▸ Task description
Copy the records below exactly as they appear.
'''
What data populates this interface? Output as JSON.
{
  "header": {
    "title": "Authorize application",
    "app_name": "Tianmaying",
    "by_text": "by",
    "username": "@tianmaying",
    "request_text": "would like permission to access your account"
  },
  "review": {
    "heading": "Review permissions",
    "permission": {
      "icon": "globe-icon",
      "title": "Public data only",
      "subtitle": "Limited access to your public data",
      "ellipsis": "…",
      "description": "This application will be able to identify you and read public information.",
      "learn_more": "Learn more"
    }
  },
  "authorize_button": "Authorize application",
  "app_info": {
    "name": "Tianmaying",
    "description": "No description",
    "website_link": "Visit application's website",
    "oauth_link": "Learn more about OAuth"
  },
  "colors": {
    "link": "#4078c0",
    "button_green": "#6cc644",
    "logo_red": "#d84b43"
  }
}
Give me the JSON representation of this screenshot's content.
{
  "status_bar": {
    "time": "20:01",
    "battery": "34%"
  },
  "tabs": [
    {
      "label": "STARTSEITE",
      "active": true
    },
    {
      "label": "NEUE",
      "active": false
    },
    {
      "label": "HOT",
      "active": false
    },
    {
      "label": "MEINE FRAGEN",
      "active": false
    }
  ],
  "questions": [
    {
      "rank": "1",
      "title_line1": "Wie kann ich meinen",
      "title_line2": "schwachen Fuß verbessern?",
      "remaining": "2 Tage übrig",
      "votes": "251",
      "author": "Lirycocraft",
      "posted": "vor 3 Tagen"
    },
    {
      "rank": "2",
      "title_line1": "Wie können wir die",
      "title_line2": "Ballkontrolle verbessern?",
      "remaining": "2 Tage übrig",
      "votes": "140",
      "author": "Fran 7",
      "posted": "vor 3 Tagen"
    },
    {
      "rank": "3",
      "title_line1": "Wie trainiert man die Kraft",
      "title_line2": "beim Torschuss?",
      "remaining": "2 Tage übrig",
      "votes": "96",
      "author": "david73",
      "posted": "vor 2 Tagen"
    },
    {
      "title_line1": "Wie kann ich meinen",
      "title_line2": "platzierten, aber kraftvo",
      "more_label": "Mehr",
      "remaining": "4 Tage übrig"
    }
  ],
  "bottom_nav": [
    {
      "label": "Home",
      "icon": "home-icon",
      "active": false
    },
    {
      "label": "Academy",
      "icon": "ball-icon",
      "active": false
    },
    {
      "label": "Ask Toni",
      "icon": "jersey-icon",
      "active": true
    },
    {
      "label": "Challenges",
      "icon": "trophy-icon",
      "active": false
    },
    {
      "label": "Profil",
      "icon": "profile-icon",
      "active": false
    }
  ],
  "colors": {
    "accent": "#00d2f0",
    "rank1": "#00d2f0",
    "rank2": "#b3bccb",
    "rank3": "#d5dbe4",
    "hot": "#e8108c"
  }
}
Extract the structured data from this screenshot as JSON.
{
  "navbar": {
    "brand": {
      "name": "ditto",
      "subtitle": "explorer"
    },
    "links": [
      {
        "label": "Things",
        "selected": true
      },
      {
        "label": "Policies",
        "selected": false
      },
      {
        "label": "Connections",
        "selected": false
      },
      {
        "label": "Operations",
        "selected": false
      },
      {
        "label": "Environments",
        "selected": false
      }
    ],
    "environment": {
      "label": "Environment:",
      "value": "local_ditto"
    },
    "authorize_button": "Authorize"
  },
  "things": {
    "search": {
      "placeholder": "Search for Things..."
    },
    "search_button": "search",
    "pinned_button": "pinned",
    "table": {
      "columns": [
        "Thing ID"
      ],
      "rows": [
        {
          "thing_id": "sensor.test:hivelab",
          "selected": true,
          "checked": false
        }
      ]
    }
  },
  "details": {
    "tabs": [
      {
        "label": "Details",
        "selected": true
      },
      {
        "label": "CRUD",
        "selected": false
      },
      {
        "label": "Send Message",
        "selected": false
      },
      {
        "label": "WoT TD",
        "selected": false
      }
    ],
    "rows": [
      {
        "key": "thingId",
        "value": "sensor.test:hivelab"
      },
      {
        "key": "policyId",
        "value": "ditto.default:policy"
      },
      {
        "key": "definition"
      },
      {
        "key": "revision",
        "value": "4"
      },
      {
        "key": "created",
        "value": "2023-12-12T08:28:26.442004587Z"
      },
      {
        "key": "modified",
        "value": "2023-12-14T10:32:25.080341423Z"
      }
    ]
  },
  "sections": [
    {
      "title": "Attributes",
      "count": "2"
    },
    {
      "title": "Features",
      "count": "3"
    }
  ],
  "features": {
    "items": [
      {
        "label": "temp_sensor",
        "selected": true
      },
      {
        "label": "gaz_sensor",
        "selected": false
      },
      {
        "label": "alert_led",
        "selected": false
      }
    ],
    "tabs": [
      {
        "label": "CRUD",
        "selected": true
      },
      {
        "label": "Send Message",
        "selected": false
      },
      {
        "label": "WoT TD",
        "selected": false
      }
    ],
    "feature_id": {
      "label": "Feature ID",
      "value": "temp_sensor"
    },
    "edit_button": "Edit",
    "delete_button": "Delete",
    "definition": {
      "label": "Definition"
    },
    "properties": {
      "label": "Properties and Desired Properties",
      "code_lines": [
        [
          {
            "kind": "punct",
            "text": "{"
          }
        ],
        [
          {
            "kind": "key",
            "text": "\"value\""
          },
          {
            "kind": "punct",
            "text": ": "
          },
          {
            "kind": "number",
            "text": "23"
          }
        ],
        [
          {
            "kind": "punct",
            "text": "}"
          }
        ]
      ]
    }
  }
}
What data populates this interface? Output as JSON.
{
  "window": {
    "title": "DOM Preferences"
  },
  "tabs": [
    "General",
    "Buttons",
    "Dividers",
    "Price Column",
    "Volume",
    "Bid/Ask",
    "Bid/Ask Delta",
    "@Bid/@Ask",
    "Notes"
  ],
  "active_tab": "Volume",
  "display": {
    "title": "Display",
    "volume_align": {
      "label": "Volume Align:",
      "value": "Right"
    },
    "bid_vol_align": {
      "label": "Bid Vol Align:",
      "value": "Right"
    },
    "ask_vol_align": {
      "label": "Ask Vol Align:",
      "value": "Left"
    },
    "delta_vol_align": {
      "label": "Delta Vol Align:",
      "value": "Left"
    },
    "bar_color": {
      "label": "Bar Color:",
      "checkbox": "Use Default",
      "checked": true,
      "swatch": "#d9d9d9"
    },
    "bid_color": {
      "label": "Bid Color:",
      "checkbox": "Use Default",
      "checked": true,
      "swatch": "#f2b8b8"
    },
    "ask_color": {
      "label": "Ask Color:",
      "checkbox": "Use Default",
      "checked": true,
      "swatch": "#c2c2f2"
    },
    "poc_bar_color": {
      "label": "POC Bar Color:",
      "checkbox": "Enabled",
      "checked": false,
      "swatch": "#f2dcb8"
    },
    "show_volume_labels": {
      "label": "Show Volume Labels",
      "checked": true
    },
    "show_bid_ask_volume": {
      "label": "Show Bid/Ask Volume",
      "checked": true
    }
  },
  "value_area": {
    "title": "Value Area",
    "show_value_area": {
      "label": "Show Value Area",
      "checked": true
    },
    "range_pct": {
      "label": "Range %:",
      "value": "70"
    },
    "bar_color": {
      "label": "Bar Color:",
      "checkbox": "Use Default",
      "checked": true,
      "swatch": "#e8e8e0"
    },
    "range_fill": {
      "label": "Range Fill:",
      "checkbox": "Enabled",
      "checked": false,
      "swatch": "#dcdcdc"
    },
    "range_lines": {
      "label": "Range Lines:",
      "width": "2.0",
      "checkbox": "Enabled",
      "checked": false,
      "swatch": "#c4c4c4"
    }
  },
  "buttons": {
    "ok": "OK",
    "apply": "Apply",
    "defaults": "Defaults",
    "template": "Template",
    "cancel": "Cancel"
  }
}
'''
▸ Answer to this problem
What data populates this interface? Output as JSON.
{
  "header": {
    "title": "Authorize application",
    "app_name": "Tianmaying",
    "by_text": "by",
    "username": "@tianmaying",
    "request_text": "would like permission to access your account"
  },
  "review": {
    "heading": "Review permissions",
    "permission": {
      "icon": "globe-icon",
      "title": "Public data only",
      "subtitle": "Limited access to your public data",
      "ellipsis": "…",
      "description": "This application will be able to identify you and read public information.",
      "learn_more": "Learn more"
    }
  },
  "authorize_button": "Authorize application",
  "app_info": {
    "name": "Tianmaying",
    "description": "No description",
    "website_link": "Visit application's website",
    "oauth_link": "Learn more about OAuth"
  },
  "colors": {
    "link": "#4078c0",
    "button_green": "#6cc644",
    "logo_red": "#d84b43"
  }
}
Give me the JSON representation of this screenshot's content.
{
  "status_bar": {
    "time": "20:01",
    "battery": "34%"
  },
  "tabs": [
    {
      "label": "STARTSEITE",
      "active": true
    },
    {
      "label": "NEUE",
      "active": false
    },
    {
      "label": "HOT",
      "active": false
    },
    {
      "label": "MEINE FRAGEN",
      "active": false
    }
  ],
  "questions": [
    {
      "rank": "1",
      "title_line1": "Wie kann ich meinen",
      "title_line2": "schwachen Fuß verbessern?",
      "remaining": "2 Tage übrig",
      "votes": "251",
      "author": "Lirycocraft",
      "posted": "vor 3 Tagen"
    },
    {
      "rank": "2",
      "title_line1": "Wie können wir die",
      "title_line2": "Ballkontrolle verbessern?",
      "remaining": "2 Tage übrig",
      "votes": "140",
      "author": "Fran 7",
      "posted": "vor 3 Tagen"
    },
    {
      "rank": "3",
      "title_line1": "Wie trainiert man die Kraft",
      "title_line2": "beim Torschuss?",
      "remaining": "2 Tage übrig",
      "votes": "96",
      "author": "david73",
      "posted": "vor 2 Tagen"
    },
    {
      "title_line1": "Wie kann ich meinen",
      "title_line2": "platzierten, aber kraftvo",
      "more_label": "Mehr",
      "remaining": "4 Tage übrig"
    }
  ],
  "bottom_nav": [
    {
      "label": "Home",
      "icon": "home-icon",
      "active": false
    },
    {
      "label": "Academy",
      "icon": "ball-icon",
      "active": false
    },
    {
      "label": "Ask Toni",
      "icon": "jersey-icon",
      "active": true
    },
    {
      "label": "Challenges",
      "icon": "trophy-icon",
      "active": false
    },
    {
      "label": "Profil",
      "icon": "profile-icon",
      "active": false
    }
  ],
  "colors": {
    "accent": "#00d2f0",
    "rank1": "#00d2f0",
    "rank2": "#b3bccb",
    "rank3": "#d5dbe4",
    "hot": "#e8108c"
  }
}
Extract the structured data from this screenshot as JSON.
{
  "navbar": {
    "brand": {
      "name": "ditto",
      "subtitle": "explorer"
    },
    "links": [
      {
        "label": "Things",
        "selected": true
      },
      {
        "label": "Policies",
        "selected": false
      },
      {
        "label": "Connections",
        "selected": false
      },
      {
        "label": "Operations",
        "selected": false
      },
      {
        "label": "Environments",
        "selected": false
      }
    ],
    "environment": {
      "label": "Environment:",
      "value": "local_ditto"
    },
    "authorize_button": "Authorize"
  },
  "things": {
    "search": {
      "placeholder": "Search for Things..."
    },
    "search_button": "search",
    "pinned_button": "pinned",
    "table": {
      "columns": [
        "Thing ID"
      ],
      "rows": [
        {
          "thing_id": "sensor.test:hivelab",
          "selected": true,
          "checked": false
        }
      ]
    }
  },
  "details": {
    "tabs": [
      {
        "label": "Details",
        "selected": true
      },
      {
        "label": "CRUD",
        "selected": false
      },
      {
        "label": "Send Message",
        "selected": false
      },
      {
        "label": "WoT TD",
        "selected": false
      }
    ],
    "rows": [
      {
        "key": "thingId",
        "value": "sensor.test:hivelab"
      },
      {
        "key": "policyId",
        "value": "ditto.default:policy"
      },
      {
        "key": "definition"
      },
      {
        "key": "revision",
        "value": "4"
      },
      {
        "key": "created",
        "value": "2023-12-12T08:28:26.442004587Z"
      },
      {
        "key": "modified",
        "value": "2023-12-14T10:32:25.080341423Z"
      }
    ]
  },
  "sections": [
    {
      "title": "Attributes",
      "count": "2"
    },
    {
      "title": "Features",
      "count": "3"
    }
  ],
  "features": {
    "items": [
      {
        "label": "temp_sensor",
        "selected": true
      },
      {
        "label": "gaz_sensor",
        "selected": false
      },
      {
        "label": "alert_led",
        "selected": false
      }
    ],
    "tabs": [
      {
        "label": "CRUD",
        "selected": true
      },
      {
        "label": "Send Message",
        "selected": false
      },
      {
        "label": "WoT TD",
        "selected": false
      }
    ],
    "feature_id": {
      "label": "Feature ID",
      "value": "temp_sensor"
    },
    "edit_button": "Edit",
    "delete_button": "Delete",
    "definition": {
      "label": "Definition"
    },
    "properties": {
      "label": "Properties and Desired Properties",
      "code_lines": [
        [
          {
            "kind": "punct",
            "text": "{"
          }
        ],
        [
          {
            "kind": "key",
            "text": "\"value\""
          },
          {
            "kind": "punct",
            "text": ": "
          },
          {
            "kind": "number",
            "text": "23"
          }
        ],
        [
          {
            "kind": "punct",
            "text": "}"
          }
        ]
      ]
    }
  }
}
What data populates this interface? Output as JSON.
{
  "window": {
    "title": "DOM Preferences"
  },
  "tabs": [
    "General",
    "Buttons",
    "Dividers",
    "Price Column",
    "Volume",
    "Bid/Ask",
    "Bid/Ask Delta",
    "@Bid/@Ask",
    "Notes"
  ],
  "active_tab": "Volume",
  "display": {
    "title": "Display",
    "volume_align": {
      "label": "Volume Align:",
      "value": "Right"
    },
    "bid_vol_align": {
      "label": "Bid Vol Align:",
      "value": "Right"
    },
    "ask_vol_align": {
      "label": "Ask Vol Align:",
      "value": "Left"
    },
    "delta_vol_align": {
      "label": "Delta Vol Align:",
      "value": "Left"
    },
    "bar_color": {
      "label": "Bar Color:",
      "checkbox": "Use Default",
      "checked": true,
      "swatch": "#d9d9d9"
    },
    "bid_color": {
      "label": "Bid Color:",
      "checkbox": "Use Default",
      "checked": true,
      "swatch": "#f2b8b8"
    },
    "ask_color": {
      "label": "Ask Color:",
      "checkbox": "Use Default",
      "checked": true,
      "swatch": "#c2c2f2"
    },
    "poc_bar_color": {
      "label": "POC Bar Color:",
      "checkbox": "Enabled",
      "checked": false,
      "swatch": "#f2dcb8"
    },
    "show_volume_labels": {
      "label": "Show Volume Labels",
      "checked": true
    },
    "show_bid_ask_volume": {
      "label": "Show Bid/Ask Volume",
      "checked": true
    }
  },
  "value_area": {
    "title": "Value Area",
    "show_value_area": {
      "label": "Show Value Area",
      "checked": true
    },
    "range_pct": {
      "label": "Range %:",
      "value": "70"
    },
    "bar_color": {
      "label": "Bar Color:",
      "checkbox": "Use Default",
      "checked": true,
      "swatch": "#e8e8e0"
    },
    "range_fill": {
      "label": "Range Fill:",
      "checkbox": "Enabled",
      "checked": false,
      "swatch": "#dcdcdc"
    },
    "range_lines": {
      "label": "Range Lines:",
      "width": "2.0",
      "checkbox": "Enabled",
      "checked": false,
      "swatch": "#c4c4c4"
    }
  },
  "buttons": {
    "ok": "OK",
    "apply": "Apply",
    "defaults": "Defaults",
    "template": "Template",
    "cancel": "Cancel"
  }
}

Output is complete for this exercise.